>> Begin Exercise input
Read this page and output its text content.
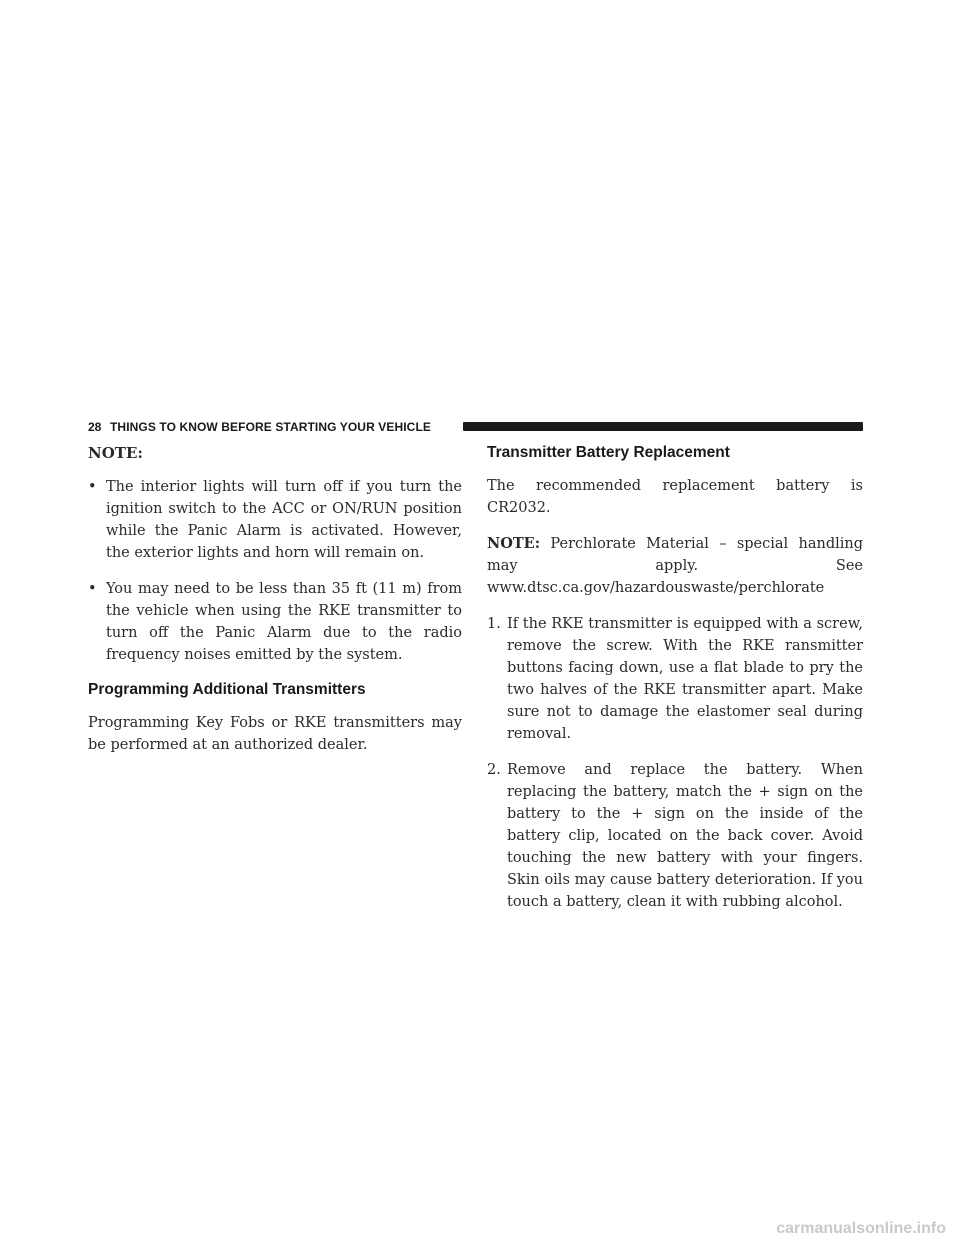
28 THINGS TO KNOW BEFORE STARTING YOUR VEHICLE
NOTE:
• The interior lights will turn off if you turn the ignition switch to the ACC or ON/RUN position while the Panic Alarm is activated. However, the exterior lights and horn will remain on.
• You may need to be less than 35 ft (11 m) from the vehicle when using the RKE transmitter to turn off the Panic Alarm due to the radio frequency noises emitted by the system.
Programming Additional Transmitters

Programming Key Fobs or RKE transmitters may be performed at an authorized dealer.

Transmitter Battery Replacement

The recommended replacement battery is CR2032.

NOTE: Perchlorate Material – special handling may apply. See www.dtsc.ca.gov/hazardouswaste/perchlorate

1. If the RKE transmitter is equipped with a screw, remove the screw. With the RKE ransmitter buttons facing down, use a flat blade to pry the two halves of the RKE transmitter apart. Make sure not to damage the elastomer seal during removal.
2. Remove and replace the battery. When replacing the battery, match the + sign on the battery to the + sign on the inside of the battery clip, located on the back cover. Avoid touching the new battery with your fingers. Skin oils may cause battery deterioration. If you touch a battery, clean it with rubbing alcohol.
carmanualsonline.info
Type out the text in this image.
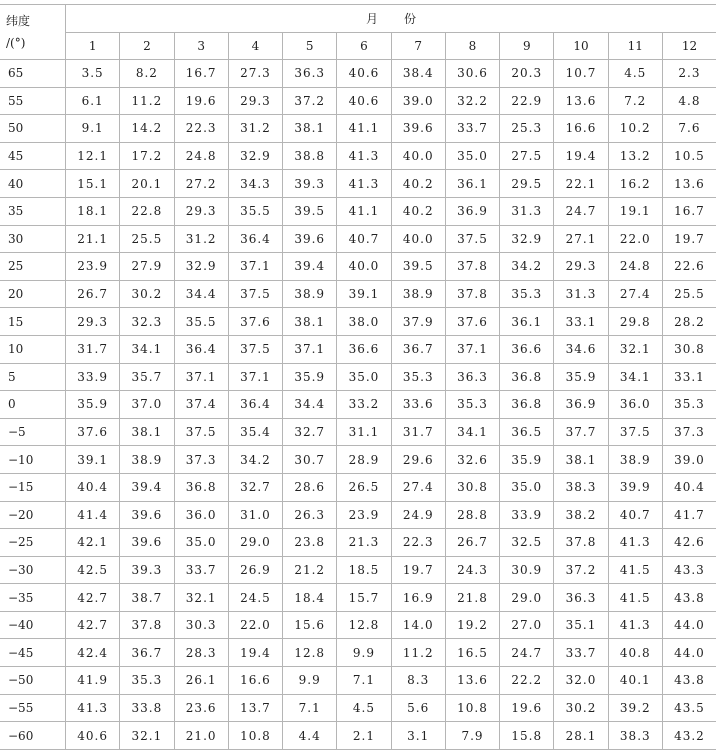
纬度
/(°)	月 份											
	1	2	3	4	5	6	7	8	9	10	11	12
65	3.5	8.2	16.7	27.3	36.3	40.6	38.4	30.6	20.3	10.7	4.5	2.3
55	6.1	11.2	19.6	29.3	37.2	40.6	39.0	32.2	22.9	13.6	7.2	4.8
50	9.1	14.2	22.3	31.2	38.1	41.1	39.6	33.7	25.3	16.6	10.2	7.6
45	12.1	17.2	24.8	32.9	38.8	41.3	40.0	35.0	27.5	19.4	13.2	10.5
40	15.1	20.1	27.2	34.3	39.3	41.3	40.2	36.1	29.5	22.1	16.2	13.6
35	18.1	22.8	29.3	35.5	39.5	41.1	40.2	36.9	31.3	24.7	19.1	16.7
30	21.1	25.5	31.2	36.4	39.6	40.7	40.0	37.5	32.9	27.1	22.0	19.7
25	23.9	27.9	32.9	37.1	39.4	40.0	39.5	37.8	34.2	29.3	24.8	22.6
20	26.7	30.2	34.4	37.5	38.9	39.1	38.9	37.8	35.3	31.3	27.4	25.5
15	29.3	32.3	35.5	37.6	38.1	38.0	37.9	37.6	36.1	33.1	29.8	28.2
10	31.7	34.1	36.4	37.5	37.1	36.6	36.7	37.1	36.6	34.6	32.1	30.8
5	33.9	35.7	37.1	37.1	35.9	35.0	35.3	36.3	36.8	35.9	34.1	33.1
0	35.9	37.0	37.4	36.4	34.4	33.2	33.6	35.3	36.8	36.9	36.0	35.3
−5	37.6	38.1	37.5	35.4	32.7	31.1	31.7	34.1	36.5	37.7	37.5	37.3
−10	39.1	38.9	37.3	34.2	30.7	28.9	29.6	32.6	35.9	38.1	38.9	39.0
−15	40.4	39.4	36.8	32.7	28.6	26.5	27.4	30.8	35.0	38.3	39.9	40.4
−20	41.4	39.6	36.0	31.0	26.3	23.9	24.9	28.8	33.9	38.2	40.7	41.7
−25	42.1	39.6	35.0	29.0	23.8	21.3	22.3	26.7	32.5	37.8	41.3	42.6
−30	42.5	39.3	33.7	26.9	21.2	18.5	19.7	24.3	30.9	37.2	41.5	43.3
−35	42.7	38.7	32.1	24.5	18.4	15.7	16.9	21.8	29.0	36.3	41.5	43.8
−40	42.7	37.8	30.3	22.0	15.6	12.8	14.0	19.2	27.0	35.1	41.3	44.0
−45	42.4	36.7	28.3	19.4	12.8	9.9	11.2	16.5	24.7	33.7	40.8	44.0
−50	41.9	35.3	26.1	16.6	9.9	7.1	8.3	13.6	22.2	32.0	40.1	43.8
−55	41.3	33.8	23.6	13.7	7.1	4.5	5.6	10.8	19.6	30.2	39.2	43.5
−60	40.6	32.1	21.0	10.8	4.4	2.1	3.1	7.9	15.8	28.1	38.3	43.2
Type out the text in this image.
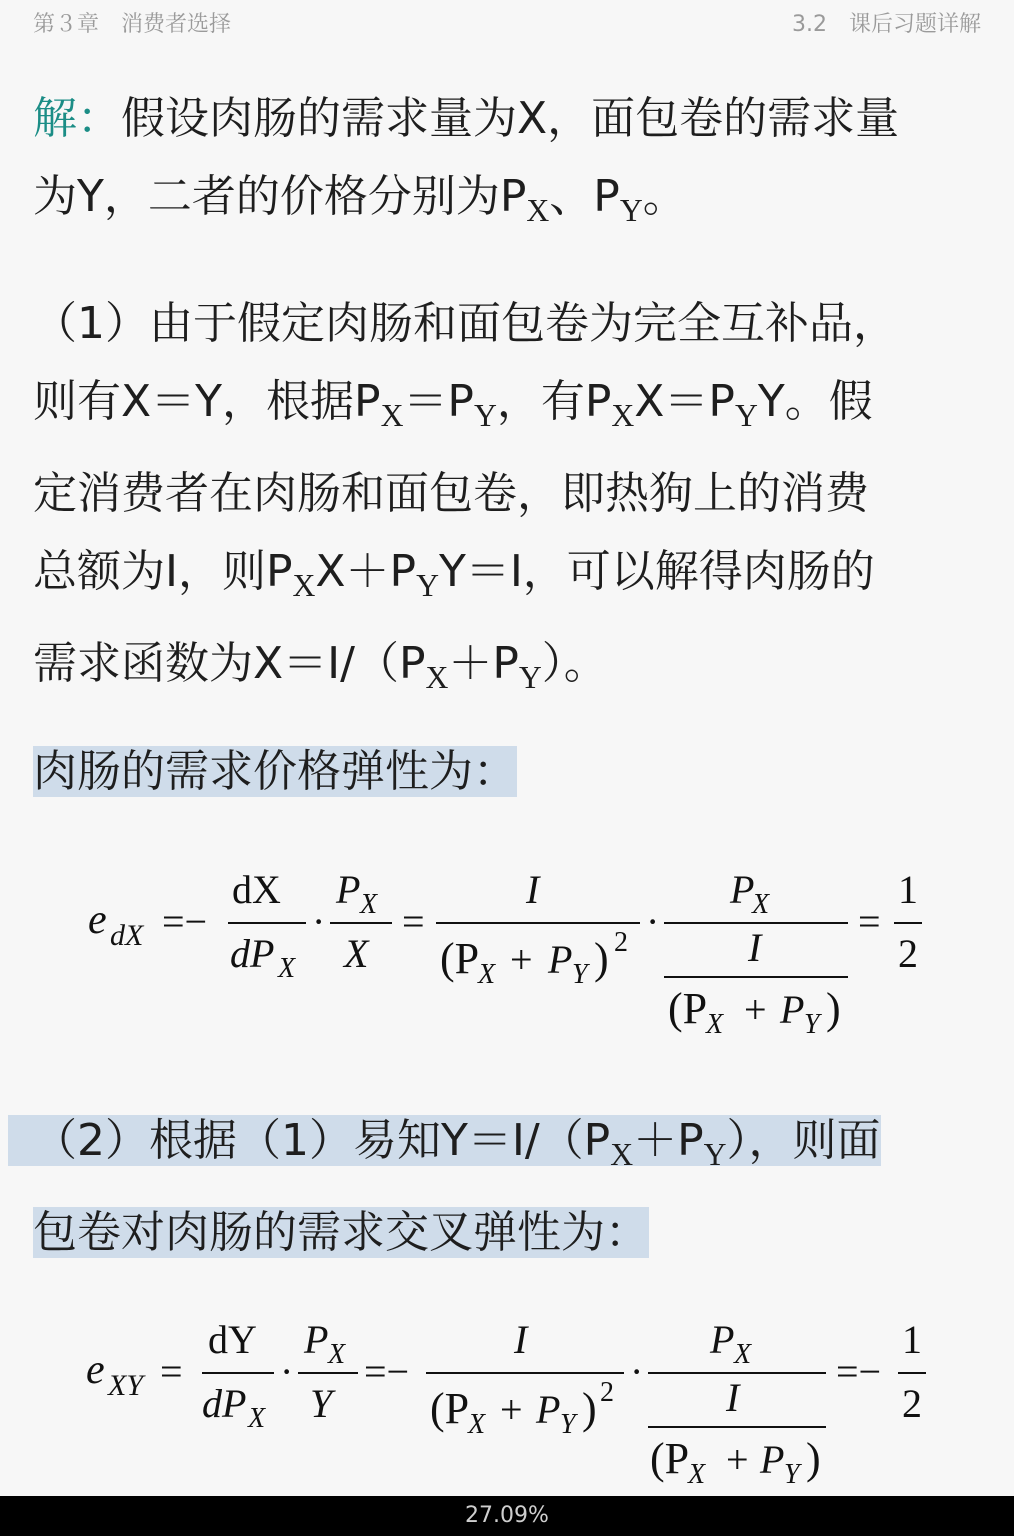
第３章　消费者选择	3.2　课后习题详解
解：假设肉肠的需求量为X，面包卷的需求量
为Y，二者的价格分别为$P_X$、$P_Y$。
（1）由于假定肉肠和面包卷为完全互补品，
则有X＝Y，根据$P_X=P_Y$，有$P_XX=P_YY$。假
定消费者在肉肠和面包卷，即热狗上的消费
总额为I，则$P_XX+P_YY=I$，可以解得肉肠的
需求函数为$X=I/(P_X+P_Y)$。
肉肠的需求价格弹性为：
e dX =−
dX
dP X
·
P X
X
=
I
(P
X + P Y ) 2 ·
P
X
I
(P
X + P Y )
=
1
2
（2）根据（1）易知$Y=I/(P_X+P_Y)$，则面
包卷对肉肠的需求交叉弹性为：
e XY =
dY
dP X
·
P X
Y
=−
I
(P
X + P Y ) 2 ·
P X
I
(P
X + P Y )
=−
1
2
27.09%
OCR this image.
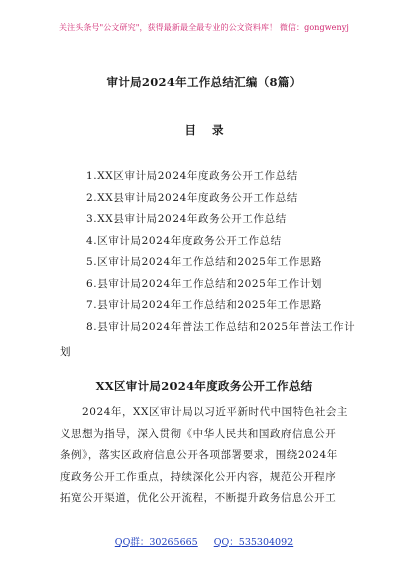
关注头条号"公文研究"，获得最新最全最专业的公文资料库！ 微信：gongwenyj
审计局2024年工作总结汇编（8篇）
目 录
1.XX区审计局2024年度政务公开工作总结
2.XX县审计局2024年度政务公开工作总结
3.XX县审计局2024年政务公开工作总结
4.区审计局2024年度政务公开工作总结
5.区审计局2024年工作总结和2025年工作思路
6.县审计局2024年工作总结和2025年工作计划
7.县审计局2024年工作总结和2025年工作思路
8.县审计局2024年普法工作总结和2025年普法工作计
划
XX区审计局2024年度政务公开工作总结
2024年，XX区审计局以习近平新时代中国特色社会主
义思想为指导，深入贯彻《中华人民共和国政府信息公开
条例》，落实区政府信息公开各项部署要求，围绕2024年
度政务公开工作重点，持续深化公开内容，规范公开程序
拓宽公开渠道，优化公开流程，不断提升政务信息公开工
QQ群：30265665 QQ：535304092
>> End Exercise input
Work instructions:
Without including any picture, repeat the data exactly.

Expected output:
Read this page and output its text content.
28 THINGS TO KNOW BEFORE STARTING YOUR VEHICLE
NOTE:
• The interior lights will turn off if you turn the ignition switch to the ACC or ON/RUN position while the Panic Alarm is activated. However, the exterior lights and horn will remain on.
• You may need to be less than 35 ft (11 m) from the vehicle when using the RKE transmitter to turn off the Panic Alarm due to the radio frequency noises emitted by the system.
Programming Additional Transmitters

Programming Key Fobs or RKE transmitters may be performed at an authorized dealer.

Transmitter Battery Replacement

The recommended replacement battery is CR2032.

NOTE: Perchlorate Material – special handling may apply. See www.dtsc.ca.gov/hazardouswaste/perchlorate

1. If the RKE transmitter is equipped with a screw, remove the screw. With the RKE ransmitter buttons facing down, use a flat blade to pry the two halves of the RKE transmitter apart. Make sure not to damage the elastomer seal during removal.
2. Remove and replace the battery. When replacing the battery, match the + sign on the battery to the + sign on the inside of the battery clip, located on the back cover. Avoid touching the new battery with your fingers. Skin oils may cause battery deterioration. If you touch a battery, clean it with rubbing alcohol.
carmanualsonline.info
Type out the text in this image.
纬度
/(°)	月 份											
	1	2	3	4	5	6	7	8	9	10	11	12
65	3.5	8.2	16.7	27.3	36.3	40.6	38.4	30.6	20.3	10.7	4.5	2.3
55	6.1	11.2	19.6	29.3	37.2	40.6	39.0	32.2	22.9	13.6	7.2	4.8
50	9.1	14.2	22.3	31.2	38.1	41.1	39.6	33.7	25.3	16.6	10.2	7.6
45	12.1	17.2	24.8	32.9	38.8	41.3	40.0	35.0	27.5	19.4	13.2	10.5
40	15.1	20.1	27.2	34.3	39.3	41.3	40.2	36.1	29.5	22.1	16.2	13.6
35	18.1	22.8	29.3	35.5	39.5	41.1	40.2	36.9	31.3	24.7	19.1	16.7
30	21.1	25.5	31.2	36.4	39.6	40.7	40.0	37.5	32.9	27.1	22.0	19.7
25	23.9	27.9	32.9	37.1	39.4	40.0	39.5	37.8	34.2	29.3	24.8	22.6
20	26.7	30.2	34.4	37.5	38.9	39.1	38.9	37.8	35.3	31.3	27.4	25.5
15	29.3	32.3	35.5	37.6	38.1	38.0	37.9	37.6	36.1	33.1	29.8	28.2
10	31.7	34.1	36.4	37.5	37.1	36.6	36.7	37.1	36.6	34.6	32.1	30.8
5	33.9	35.7	37.1	37.1	35.9	35.0	35.3	36.3	36.8	35.9	34.1	33.1
0	35.9	37.0	37.4	36.4	34.4	33.2	33.6	35.3	36.8	36.9	36.0	35.3
−5	37.6	38.1	37.5	35.4	32.7	31.1	31.7	34.1	36.5	37.7	37.5	37.3
−10	39.1	38.9	37.3	34.2	30.7	28.9	29.6	32.6	35.9	38.1	38.9	39.0
−15	40.4	39.4	36.8	32.7	28.6	26.5	27.4	30.8	35.0	38.3	39.9	40.4
−20	41.4	39.6	36.0	31.0	26.3	23.9	24.9	28.8	33.9	38.2	40.7	41.7
−25	42.1	39.6	35.0	29.0	23.8	21.3	22.3	26.7	32.5	37.8	41.3	42.6
−30	42.5	39.3	33.7	26.9	21.2	18.5	19.7	24.3	30.9	37.2	41.5	43.3
−35	42.7	38.7	32.1	24.5	18.4	15.7	16.9	21.8	29.0	36.3	41.5	43.8
−40	42.7	37.8	30.3	22.0	15.6	12.8	14.0	19.2	27.0	35.1	41.3	44.0
−45	42.4	36.7	28.3	19.4	12.8	9.9	11.2	16.5	24.7	33.7	40.8	44.0
−50	41.9	35.3	26.1	16.6	9.9	7.1	8.3	13.6	22.2	32.0	40.1	43.8
−55	41.3	33.8	23.6	13.7	7.1	4.5	5.6	10.8	19.6	30.2	39.2	43.5
−60	40.6	32.1	21.0	10.8	4.4	2.1	3.1	7.9	15.8	28.1	38.3	43.2
Type out the text in this image.
第３章　消费者选择	3.2　课后习题详解
解：假设肉肠的需求量为X，面包卷的需求量
为Y，二者的价格分别为$P_X$、$P_Y$。
（1）由于假定肉肠和面包卷为完全互补品，
则有X＝Y，根据$P_X=P_Y$，有$P_XX=P_YY$。假
定消费者在肉肠和面包卷，即热狗上的消费
总额为I，则$P_XX+P_YY=I$，可以解得肉肠的
需求函数为$X=I/(P_X+P_Y)$。
肉肠的需求价格弹性为：
e dX =−
dX
dP X
·
P X
X
=
I
(P
X + P Y ) 2 ·
P
X
I
(P
X + P Y )
=
1
2
（2）根据（1）易知$Y=I/(P_X+P_Y)$，则面
包卷对肉肠的需求交叉弹性为：
e XY =
dY
dP X
·
P X
Y
=−
I
(P
X + P Y ) 2 ·
P X
I
(P
X + P Y )
=−
1
2
27.09%
OCR this image.
关注头条号"公文研究"，获得最新最全最专业的公文资料库！ 微信：gongwenyj
审计局2024年工作总结汇编（8篇）
目 录
1.XX区审计局2024年度政务公开工作总结
2.XX县审计局2024年度政务公开工作总结
3.XX县审计局2024年政务公开工作总结
4.区审计局2024年度政务公开工作总结
5.区审计局2024年工作总结和2025年工作思路
6.县审计局2024年工作总结和2025年工作计划
7.县审计局2024年工作总结和2025年工作思路
8.县审计局2024年普法工作总结和2025年普法工作计
划
XX区审计局2024年度政务公开工作总结
2024年，XX区审计局以习近平新时代中国特色社会主
义思想为指导，深入贯彻《中华人民共和国政府信息公开
条例》，落实区政府信息公开各项部署要求，围绕2024年
度政务公开工作重点，持续深化公开内容，规范公开程序
拓宽公开渠道，优化公开流程，不断提升政务信息公开工
QQ群：30265665 QQ：535304092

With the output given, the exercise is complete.